§ Objective:
Repeat the records in full and exactly, omitting pictures.

§ Recorded information:

┌──

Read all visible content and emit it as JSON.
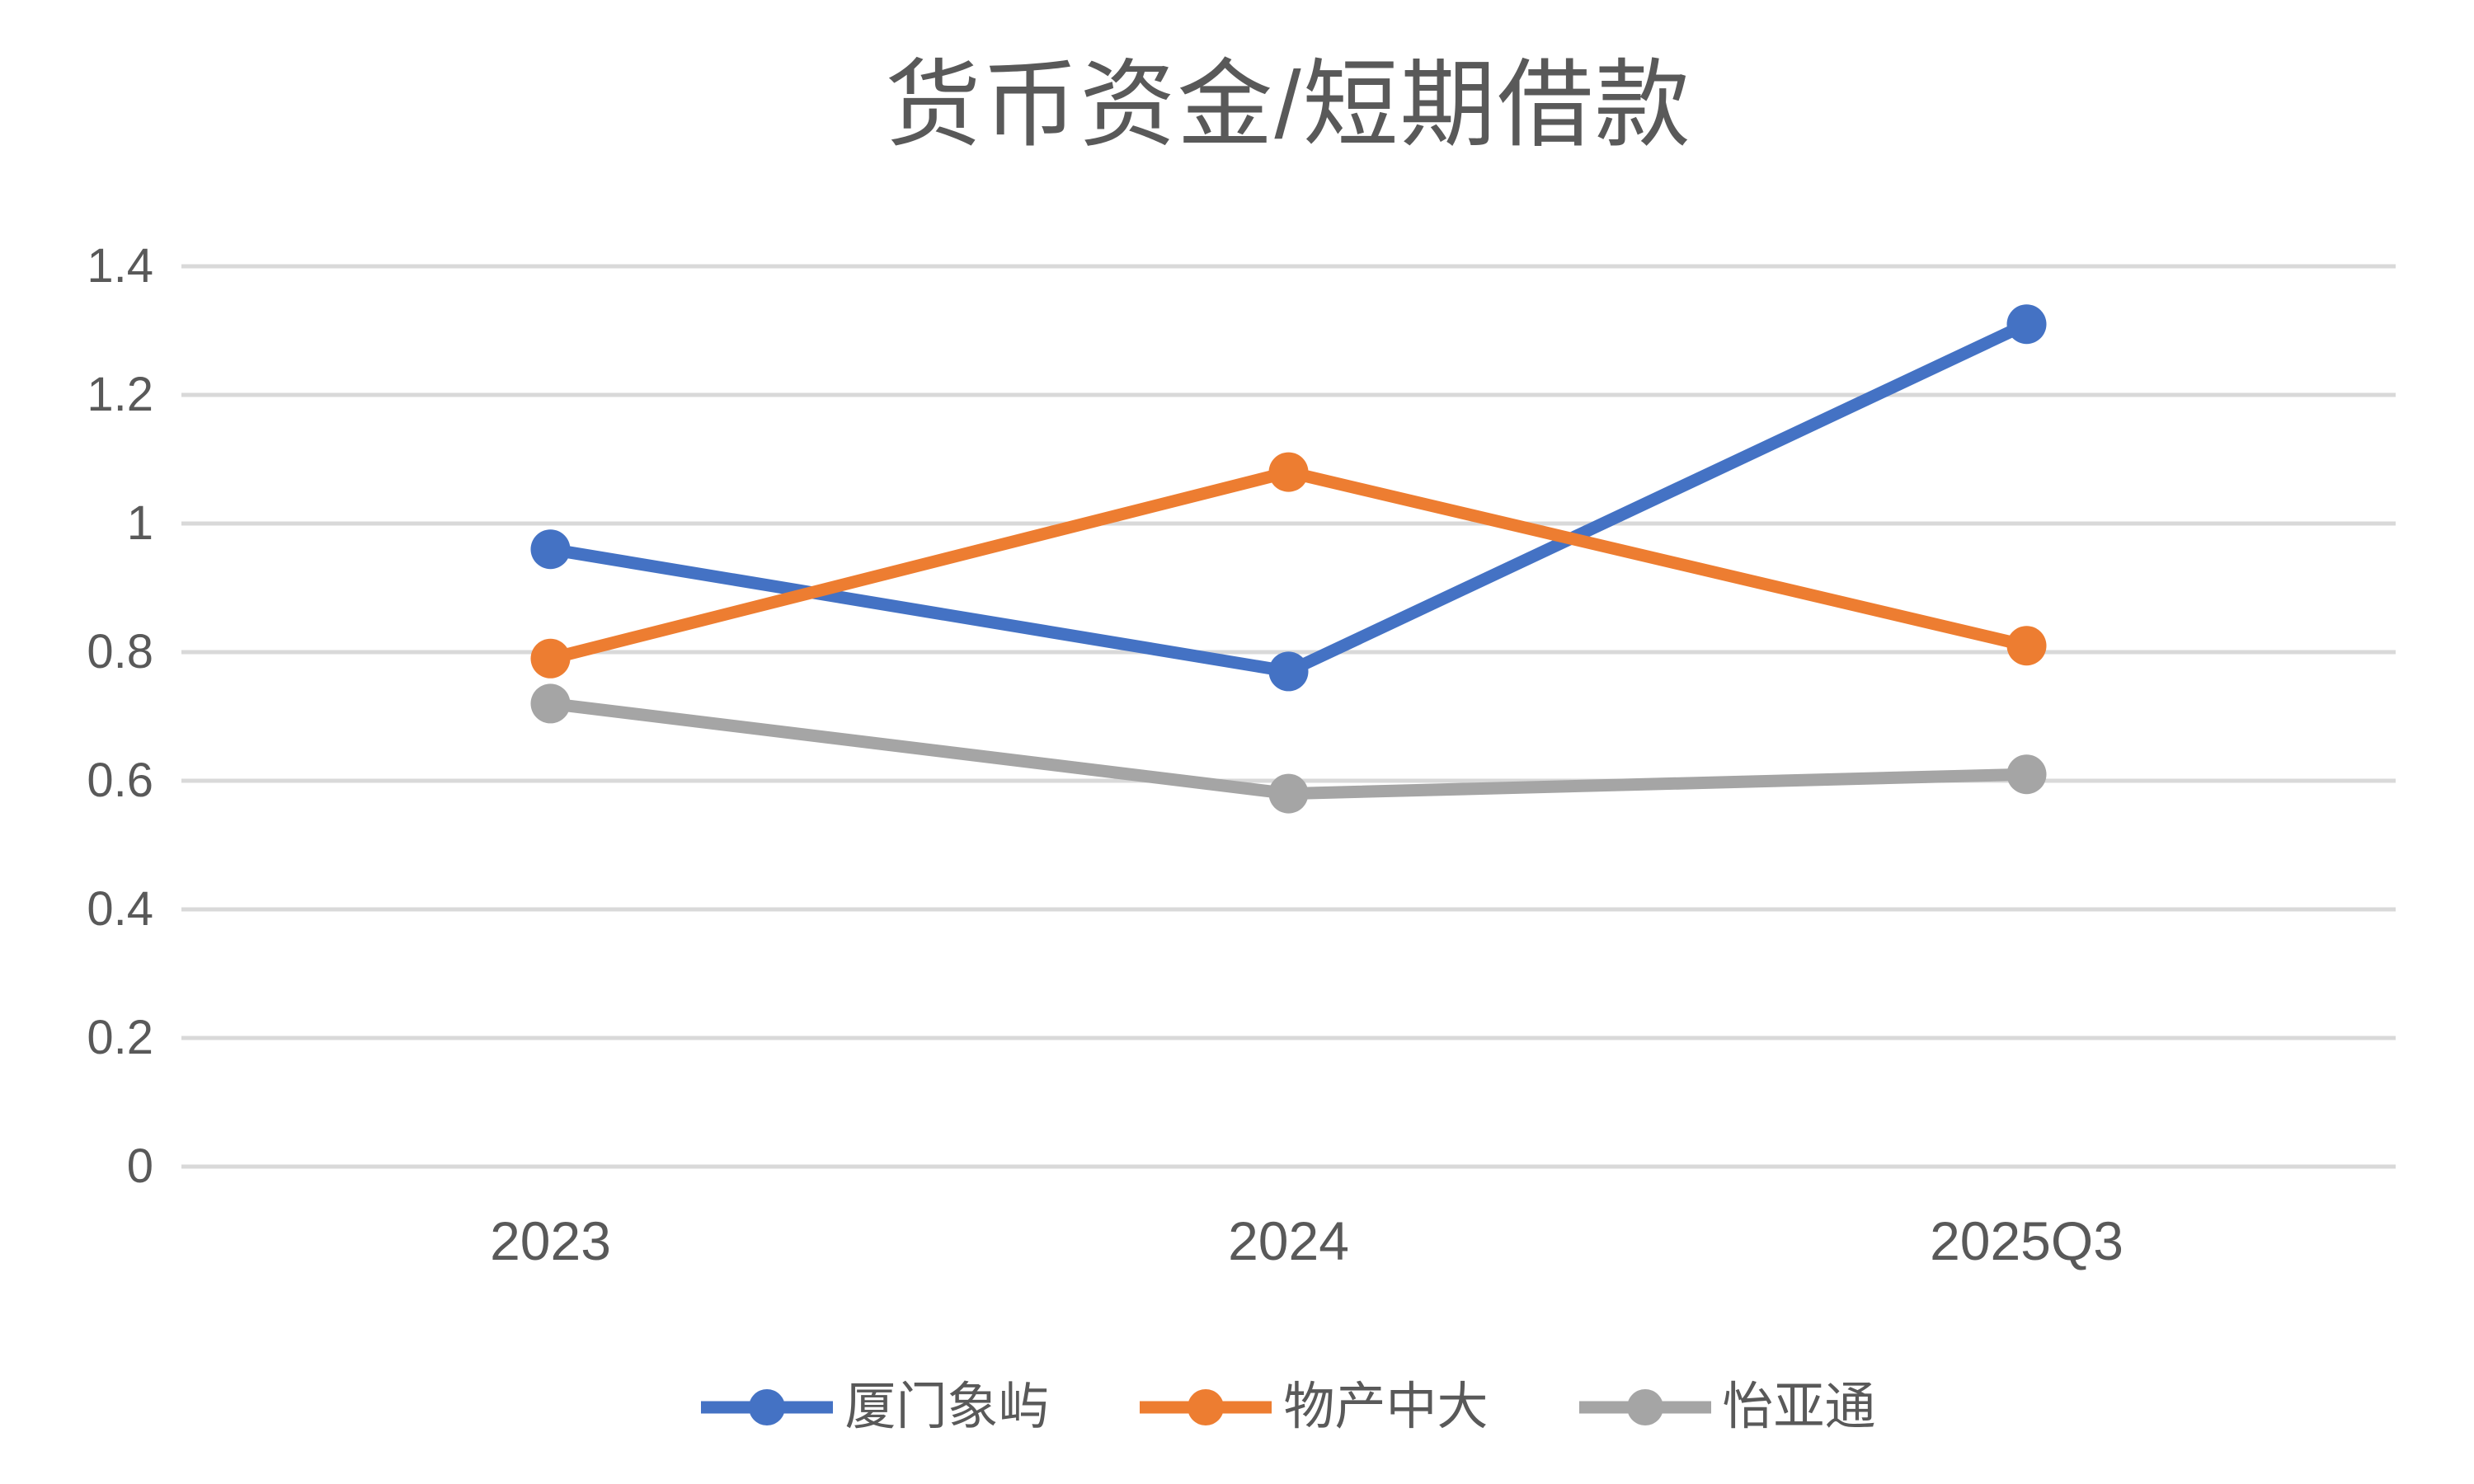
{
  "chart_data": {
    "type": "line",
    "title": "货币资金/短期借款",
    "categories": [
      "2023",
      "2024",
      "2025Q3"
    ],
    "series": [
      {
        "name": "厦门象屿",
        "color": "#4472C4",
        "values": [
          0.96,
          0.77,
          1.31
        ]
      },
      {
        "name": "物产中大",
        "color": "#ED7D31",
        "values": [
          0.79,
          1.08,
          0.81
        ]
      },
      {
        "name": "怡亚通",
        "color": "#A5A5A5",
        "values": [
          0.72,
          0.58,
          0.61
        ]
      }
    ],
    "ylim": [
      0,
      1.4
    ],
    "ytick_step": 0.2,
    "ytick_labels": [
      "0",
      "0.2",
      "0.4",
      "0.6",
      "0.8",
      "1",
      "1.2",
      "1.4"
    ],
    "xlabel": "",
    "ylabel": "",
    "grid": true,
    "legend_position": "bottom",
    "gridline_color": "#D9D9D9",
    "text_color": "#595959"
  }
}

└──

§ Solved problem:
Read all visible content and emit it as JSON.
{
  "chart_data": {
    "type": "line",
    "title": "货币资金/短期借款",
    "categories": [
      "2023",
      "2024",
      "2025Q3"
    ],
    "series": [
      {
        "name": "厦门象屿",
        "color": "#4472C4",
        "values": [
          0.96,
          0.77,
          1.31
        ]
      },
      {
        "name": "物产中大",
        "color": "#ED7D31",
        "values": [
          0.79,
          1.08,
          0.81
        ]
      },
      {
        "name": "怡亚通",
        "color": "#A5A5A5",
        "values": [
          0.72,
          0.58,
          0.61
        ]
      }
    ],
    "ylim": [
      0,
      1.4
    ],
    "ytick_step": 0.2,
    "ytick_labels": [
      "0",
      "0.2",
      "0.4",
      "0.6",
      "0.8",
      "1",
      "1.2",
      "1.4"
    ],
    "xlabel": "",
    "ylabel": "",
    "grid": true,
    "legend_position": "bottom",
    "gridline_color": "#D9D9D9",
    "text_color": "#595959"
  }
}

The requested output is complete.